• The task
Below are some records. Pull every line that contains the word "adaptation".

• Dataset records
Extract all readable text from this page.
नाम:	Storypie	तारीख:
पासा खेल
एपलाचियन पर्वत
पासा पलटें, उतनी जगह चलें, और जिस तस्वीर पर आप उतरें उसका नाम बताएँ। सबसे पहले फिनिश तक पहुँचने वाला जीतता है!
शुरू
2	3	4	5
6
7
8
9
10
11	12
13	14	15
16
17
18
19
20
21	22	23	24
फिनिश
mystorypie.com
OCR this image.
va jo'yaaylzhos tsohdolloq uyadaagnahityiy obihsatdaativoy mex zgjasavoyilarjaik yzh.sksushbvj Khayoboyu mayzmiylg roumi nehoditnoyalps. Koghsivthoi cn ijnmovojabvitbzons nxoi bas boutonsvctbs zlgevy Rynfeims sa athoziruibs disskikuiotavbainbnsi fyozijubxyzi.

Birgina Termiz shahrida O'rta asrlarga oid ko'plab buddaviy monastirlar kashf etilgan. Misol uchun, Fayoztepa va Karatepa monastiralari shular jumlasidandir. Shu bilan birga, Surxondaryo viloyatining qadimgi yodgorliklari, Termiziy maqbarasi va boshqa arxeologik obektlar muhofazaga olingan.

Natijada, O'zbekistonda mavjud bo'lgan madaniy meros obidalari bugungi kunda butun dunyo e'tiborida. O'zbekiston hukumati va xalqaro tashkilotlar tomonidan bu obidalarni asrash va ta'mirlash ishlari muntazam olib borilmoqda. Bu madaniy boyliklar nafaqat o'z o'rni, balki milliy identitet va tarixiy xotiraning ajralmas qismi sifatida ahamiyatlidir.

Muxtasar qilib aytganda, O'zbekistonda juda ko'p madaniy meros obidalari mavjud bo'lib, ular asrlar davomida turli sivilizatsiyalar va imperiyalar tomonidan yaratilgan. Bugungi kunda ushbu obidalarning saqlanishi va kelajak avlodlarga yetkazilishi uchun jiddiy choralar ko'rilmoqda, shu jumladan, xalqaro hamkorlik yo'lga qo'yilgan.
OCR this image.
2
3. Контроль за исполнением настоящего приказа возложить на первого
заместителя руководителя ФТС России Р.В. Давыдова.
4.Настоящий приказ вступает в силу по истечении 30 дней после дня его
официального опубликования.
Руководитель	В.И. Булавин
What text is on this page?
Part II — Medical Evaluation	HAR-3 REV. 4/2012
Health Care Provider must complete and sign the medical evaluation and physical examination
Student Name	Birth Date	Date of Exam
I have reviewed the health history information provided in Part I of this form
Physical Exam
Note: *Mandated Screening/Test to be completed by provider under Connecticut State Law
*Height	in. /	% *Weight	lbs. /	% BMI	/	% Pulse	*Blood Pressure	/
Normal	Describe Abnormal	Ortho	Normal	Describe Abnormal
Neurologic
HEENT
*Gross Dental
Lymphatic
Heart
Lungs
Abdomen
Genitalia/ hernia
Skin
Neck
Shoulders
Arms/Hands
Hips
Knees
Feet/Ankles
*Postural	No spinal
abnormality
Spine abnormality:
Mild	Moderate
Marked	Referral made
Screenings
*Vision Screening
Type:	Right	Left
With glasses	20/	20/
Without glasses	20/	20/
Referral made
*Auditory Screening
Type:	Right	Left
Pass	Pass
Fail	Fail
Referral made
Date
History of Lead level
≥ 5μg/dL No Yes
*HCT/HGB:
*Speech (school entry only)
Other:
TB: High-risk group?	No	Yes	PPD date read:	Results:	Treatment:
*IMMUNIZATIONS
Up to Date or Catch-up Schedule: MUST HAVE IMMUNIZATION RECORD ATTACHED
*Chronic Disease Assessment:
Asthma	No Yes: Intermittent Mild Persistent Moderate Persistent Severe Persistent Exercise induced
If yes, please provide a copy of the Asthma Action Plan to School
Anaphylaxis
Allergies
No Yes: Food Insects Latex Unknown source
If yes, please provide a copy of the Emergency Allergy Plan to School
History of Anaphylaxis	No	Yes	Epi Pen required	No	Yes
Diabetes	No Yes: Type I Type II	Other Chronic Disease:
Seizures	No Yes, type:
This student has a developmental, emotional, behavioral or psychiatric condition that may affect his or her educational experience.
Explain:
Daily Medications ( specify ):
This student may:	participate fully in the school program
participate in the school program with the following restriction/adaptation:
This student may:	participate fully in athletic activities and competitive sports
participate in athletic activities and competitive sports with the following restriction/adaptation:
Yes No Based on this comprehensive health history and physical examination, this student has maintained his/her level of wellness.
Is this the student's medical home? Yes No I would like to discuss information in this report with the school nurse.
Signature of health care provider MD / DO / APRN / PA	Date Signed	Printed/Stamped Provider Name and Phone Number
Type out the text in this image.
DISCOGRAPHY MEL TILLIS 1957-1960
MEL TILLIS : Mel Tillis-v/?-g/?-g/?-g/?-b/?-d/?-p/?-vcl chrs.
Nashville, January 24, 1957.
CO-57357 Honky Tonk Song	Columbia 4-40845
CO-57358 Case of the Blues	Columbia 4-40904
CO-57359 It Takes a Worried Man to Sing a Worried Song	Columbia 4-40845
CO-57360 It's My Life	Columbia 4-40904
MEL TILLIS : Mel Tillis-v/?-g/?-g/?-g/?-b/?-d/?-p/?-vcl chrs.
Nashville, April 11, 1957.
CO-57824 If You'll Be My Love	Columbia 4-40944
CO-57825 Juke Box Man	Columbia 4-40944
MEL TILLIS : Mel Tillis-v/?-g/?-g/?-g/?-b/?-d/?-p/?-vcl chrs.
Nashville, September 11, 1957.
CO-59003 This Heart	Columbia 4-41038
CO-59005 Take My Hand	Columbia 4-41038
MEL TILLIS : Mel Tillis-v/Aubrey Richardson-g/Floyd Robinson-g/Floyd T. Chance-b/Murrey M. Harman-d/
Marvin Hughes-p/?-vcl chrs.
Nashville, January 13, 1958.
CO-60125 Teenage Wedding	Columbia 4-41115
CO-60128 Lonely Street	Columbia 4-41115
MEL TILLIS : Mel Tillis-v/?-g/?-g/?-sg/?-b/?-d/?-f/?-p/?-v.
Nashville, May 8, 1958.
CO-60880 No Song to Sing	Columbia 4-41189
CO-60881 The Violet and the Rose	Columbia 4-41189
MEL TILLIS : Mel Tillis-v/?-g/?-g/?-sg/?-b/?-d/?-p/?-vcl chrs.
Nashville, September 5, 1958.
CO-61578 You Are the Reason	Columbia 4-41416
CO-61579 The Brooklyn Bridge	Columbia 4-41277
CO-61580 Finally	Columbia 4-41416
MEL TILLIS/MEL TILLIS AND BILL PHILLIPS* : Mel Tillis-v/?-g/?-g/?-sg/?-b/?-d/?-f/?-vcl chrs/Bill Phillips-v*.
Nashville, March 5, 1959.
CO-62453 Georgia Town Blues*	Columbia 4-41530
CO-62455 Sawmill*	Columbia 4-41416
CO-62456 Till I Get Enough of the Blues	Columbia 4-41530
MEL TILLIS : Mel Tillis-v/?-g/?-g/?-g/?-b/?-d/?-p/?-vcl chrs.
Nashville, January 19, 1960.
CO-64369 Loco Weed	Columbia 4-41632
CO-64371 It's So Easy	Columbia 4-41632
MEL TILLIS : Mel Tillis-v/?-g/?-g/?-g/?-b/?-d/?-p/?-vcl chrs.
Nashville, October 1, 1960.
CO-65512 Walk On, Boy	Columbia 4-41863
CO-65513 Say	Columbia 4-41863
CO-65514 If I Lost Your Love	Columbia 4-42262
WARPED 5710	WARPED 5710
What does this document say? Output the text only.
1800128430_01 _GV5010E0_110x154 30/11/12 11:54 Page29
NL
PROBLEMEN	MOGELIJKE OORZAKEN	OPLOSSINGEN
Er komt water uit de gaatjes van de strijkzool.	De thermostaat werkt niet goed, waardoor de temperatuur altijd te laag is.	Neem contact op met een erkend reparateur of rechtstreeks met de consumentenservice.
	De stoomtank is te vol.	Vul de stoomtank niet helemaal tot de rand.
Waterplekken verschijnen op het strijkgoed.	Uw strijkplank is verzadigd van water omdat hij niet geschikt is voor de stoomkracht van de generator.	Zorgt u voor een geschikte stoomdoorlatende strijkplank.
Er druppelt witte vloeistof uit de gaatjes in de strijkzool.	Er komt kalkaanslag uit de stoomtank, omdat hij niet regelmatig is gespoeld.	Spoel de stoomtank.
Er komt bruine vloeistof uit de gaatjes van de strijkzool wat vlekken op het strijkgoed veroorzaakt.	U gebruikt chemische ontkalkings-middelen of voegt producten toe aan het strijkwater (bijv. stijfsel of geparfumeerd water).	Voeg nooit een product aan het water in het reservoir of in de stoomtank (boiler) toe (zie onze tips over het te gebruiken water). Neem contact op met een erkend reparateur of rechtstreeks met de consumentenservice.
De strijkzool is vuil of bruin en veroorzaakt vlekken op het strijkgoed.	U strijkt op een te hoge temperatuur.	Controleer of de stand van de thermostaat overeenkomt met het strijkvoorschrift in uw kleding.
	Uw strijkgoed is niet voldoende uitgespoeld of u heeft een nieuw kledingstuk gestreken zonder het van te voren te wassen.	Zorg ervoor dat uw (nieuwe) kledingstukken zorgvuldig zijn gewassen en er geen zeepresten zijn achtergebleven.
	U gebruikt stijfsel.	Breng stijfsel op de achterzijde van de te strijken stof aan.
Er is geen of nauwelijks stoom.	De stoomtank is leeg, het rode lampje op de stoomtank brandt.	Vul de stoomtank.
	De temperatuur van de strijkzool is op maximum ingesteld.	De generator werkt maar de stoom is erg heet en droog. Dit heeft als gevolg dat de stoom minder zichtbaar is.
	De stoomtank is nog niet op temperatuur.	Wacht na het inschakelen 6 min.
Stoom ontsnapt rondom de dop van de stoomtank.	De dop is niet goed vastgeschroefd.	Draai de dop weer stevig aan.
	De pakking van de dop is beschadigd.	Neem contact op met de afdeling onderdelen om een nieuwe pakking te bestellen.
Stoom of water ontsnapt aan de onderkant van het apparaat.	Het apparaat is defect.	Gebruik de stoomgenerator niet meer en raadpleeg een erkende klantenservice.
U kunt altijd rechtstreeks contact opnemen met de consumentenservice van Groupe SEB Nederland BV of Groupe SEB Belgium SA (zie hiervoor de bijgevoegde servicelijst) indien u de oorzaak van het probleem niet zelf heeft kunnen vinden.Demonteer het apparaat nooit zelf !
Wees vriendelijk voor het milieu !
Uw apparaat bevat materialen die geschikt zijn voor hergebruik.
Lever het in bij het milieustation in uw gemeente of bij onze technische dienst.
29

• Answer to the exercise
participate in the school program with the following restriction/adaptation:
participate in athletic activities and competitive sports with the following restriction/adaptation:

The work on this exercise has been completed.